:: PROBLEM ::
Write out the material below again, unchanged.

:: DATA FOR PROCESSING ::
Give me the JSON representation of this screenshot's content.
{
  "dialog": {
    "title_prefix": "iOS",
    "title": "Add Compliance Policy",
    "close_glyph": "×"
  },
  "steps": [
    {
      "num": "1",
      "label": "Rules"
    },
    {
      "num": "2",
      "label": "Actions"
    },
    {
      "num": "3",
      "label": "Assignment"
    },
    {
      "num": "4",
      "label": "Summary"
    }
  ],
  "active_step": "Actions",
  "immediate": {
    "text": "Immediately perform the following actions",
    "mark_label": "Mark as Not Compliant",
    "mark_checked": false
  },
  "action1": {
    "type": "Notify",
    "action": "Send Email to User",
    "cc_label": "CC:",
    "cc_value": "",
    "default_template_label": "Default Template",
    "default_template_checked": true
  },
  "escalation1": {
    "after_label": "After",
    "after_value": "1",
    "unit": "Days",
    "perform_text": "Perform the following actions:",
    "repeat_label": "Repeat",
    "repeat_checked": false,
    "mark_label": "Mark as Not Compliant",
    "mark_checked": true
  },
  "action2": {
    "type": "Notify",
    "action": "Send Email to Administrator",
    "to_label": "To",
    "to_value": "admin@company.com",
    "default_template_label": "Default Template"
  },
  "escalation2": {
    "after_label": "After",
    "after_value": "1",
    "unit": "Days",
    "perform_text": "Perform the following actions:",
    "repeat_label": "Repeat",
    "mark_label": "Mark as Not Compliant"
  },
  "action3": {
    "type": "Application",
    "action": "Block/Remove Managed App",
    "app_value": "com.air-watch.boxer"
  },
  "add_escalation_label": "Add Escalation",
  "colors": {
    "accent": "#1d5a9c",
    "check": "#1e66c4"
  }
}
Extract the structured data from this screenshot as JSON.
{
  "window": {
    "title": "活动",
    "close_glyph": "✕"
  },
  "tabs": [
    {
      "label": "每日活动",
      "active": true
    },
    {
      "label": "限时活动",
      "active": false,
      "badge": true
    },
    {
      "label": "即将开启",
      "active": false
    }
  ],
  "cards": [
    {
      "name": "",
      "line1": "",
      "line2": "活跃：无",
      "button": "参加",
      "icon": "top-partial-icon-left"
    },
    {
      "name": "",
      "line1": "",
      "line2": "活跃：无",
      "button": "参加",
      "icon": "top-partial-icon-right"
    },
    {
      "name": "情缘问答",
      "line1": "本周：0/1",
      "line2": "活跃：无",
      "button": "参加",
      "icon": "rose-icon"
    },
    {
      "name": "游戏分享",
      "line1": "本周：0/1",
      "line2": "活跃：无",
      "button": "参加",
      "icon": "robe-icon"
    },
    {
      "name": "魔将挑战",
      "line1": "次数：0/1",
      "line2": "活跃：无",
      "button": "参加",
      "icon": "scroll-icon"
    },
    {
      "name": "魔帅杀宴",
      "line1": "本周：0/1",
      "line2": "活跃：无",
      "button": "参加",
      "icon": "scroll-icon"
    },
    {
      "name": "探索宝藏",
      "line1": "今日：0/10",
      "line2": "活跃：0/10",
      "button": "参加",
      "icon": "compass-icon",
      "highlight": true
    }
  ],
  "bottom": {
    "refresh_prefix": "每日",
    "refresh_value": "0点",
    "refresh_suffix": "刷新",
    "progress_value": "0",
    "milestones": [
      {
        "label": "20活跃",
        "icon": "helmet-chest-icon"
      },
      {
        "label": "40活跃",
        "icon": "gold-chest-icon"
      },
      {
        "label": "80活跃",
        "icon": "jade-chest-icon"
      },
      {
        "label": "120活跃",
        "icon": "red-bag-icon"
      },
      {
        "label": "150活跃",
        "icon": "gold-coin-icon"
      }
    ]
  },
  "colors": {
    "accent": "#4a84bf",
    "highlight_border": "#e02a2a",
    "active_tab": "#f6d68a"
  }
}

:: FINISHED TASK ::
Give me the JSON representation of this screenshot's content.
{
  "dialog": {
    "title_prefix": "iOS",
    "title": "Add Compliance Policy",
    "close_glyph": "×"
  },
  "steps": [
    {
      "num": "1",
      "label": "Rules"
    },
    {
      "num": "2",
      "label": "Actions"
    },
    {
      "num": "3",
      "label": "Assignment"
    },
    {
      "num": "4",
      "label": "Summary"
    }
  ],
  "active_step": "Actions",
  "immediate": {
    "text": "Immediately perform the following actions",
    "mark_label": "Mark as Not Compliant",
    "mark_checked": false
  },
  "action1": {
    "type": "Notify",
    "action": "Send Email to User",
    "cc_label": "CC:",
    "cc_value": "",
    "default_template_label": "Default Template",
    "default_template_checked": true
  },
  "escalation1": {
    "after_label": "After",
    "after_value": "1",
    "unit": "Days",
    "perform_text": "Perform the following actions:",
    "repeat_label": "Repeat",
    "repeat_checked": false,
    "mark_label": "Mark as Not Compliant",
    "mark_checked": true
  },
  "action2": {
    "type": "Notify",
    "action": "Send Email to Administrator",
    "to_label": "To",
    "to_value": "admin@company.com",
    "default_template_label": "Default Template"
  },
  "escalation2": {
    "after_label": "After",
    "after_value": "1",
    "unit": "Days",
    "perform_text": "Perform the following actions:",
    "repeat_label": "Repeat",
    "mark_label": "Mark as Not Compliant"
  },
  "action3": {
    "type": "Application",
    "action": "Block/Remove Managed App",
    "app_value": "com.air-watch.boxer"
  },
  "add_escalation_label": "Add Escalation",
  "colors": {
    "accent": "#1d5a9c",
    "check": "#1e66c4"
  }
}
Extract the structured data from this screenshot as JSON.
{
  "window": {
    "title": "活动",
    "close_glyph": "✕"
  },
  "tabs": [
    {
      "label": "每日活动",
      "active": true
    },
    {
      "label": "限时活动",
      "active": false,
      "badge": true
    },
    {
      "label": "即将开启",
      "active": false
    }
  ],
  "cards": [
    {
      "name": "",
      "line1": "",
      "line2": "活跃：无",
      "button": "参加",
      "icon": "top-partial-icon-left"
    },
    {
      "name": "",
      "line1": "",
      "line2": "活跃：无",
      "button": "参加",
      "icon": "top-partial-icon-right"
    },
    {
      "name": "情缘问答",
      "line1": "本周：0/1",
      "line2": "活跃：无",
      "button": "参加",
      "icon": "rose-icon"
    },
    {
      "name": "游戏分享",
      "line1": "本周：0/1",
      "line2": "活跃：无",
      "button": "参加",
      "icon": "robe-icon"
    },
    {
      "name": "魔将挑战",
      "line1": "次数：0/1",
      "line2": "活跃：无",
      "button": "参加",
      "icon": "scroll-icon"
    },
    {
      "name": "魔帅杀宴",
      "line1": "本周：0/1",
      "line2": "活跃：无",
      "button": "参加",
      "icon": "scroll-icon"
    },
    {
      "name": "探索宝藏",
      "line1": "今日：0/10",
      "line2": "活跃：0/10",
      "button": "参加",
      "icon": "compass-icon",
      "highlight": true
    }
  ],
  "bottom": {
    "refresh_prefix": "每日",
    "refresh_value": "0点",
    "refresh_suffix": "刷新",
    "progress_value": "0",
    "milestones": [
      {
        "label": "20活跃",
        "icon": "helmet-chest-icon"
      },
      {
        "label": "40活跃",
        "icon": "gold-chest-icon"
      },
      {
        "label": "80活跃",
        "icon": "jade-chest-icon"
      },
      {
        "label": "120活跃",
        "icon": "red-bag-icon"
      },
      {
        "label": "150活跃",
        "icon": "gold-coin-icon"
      }
    ]
  },
  "colors": {
    "accent": "#4a84bf",
    "highlight_border": "#e02a2a",
    "active_tab": "#f6d68a"
  }
}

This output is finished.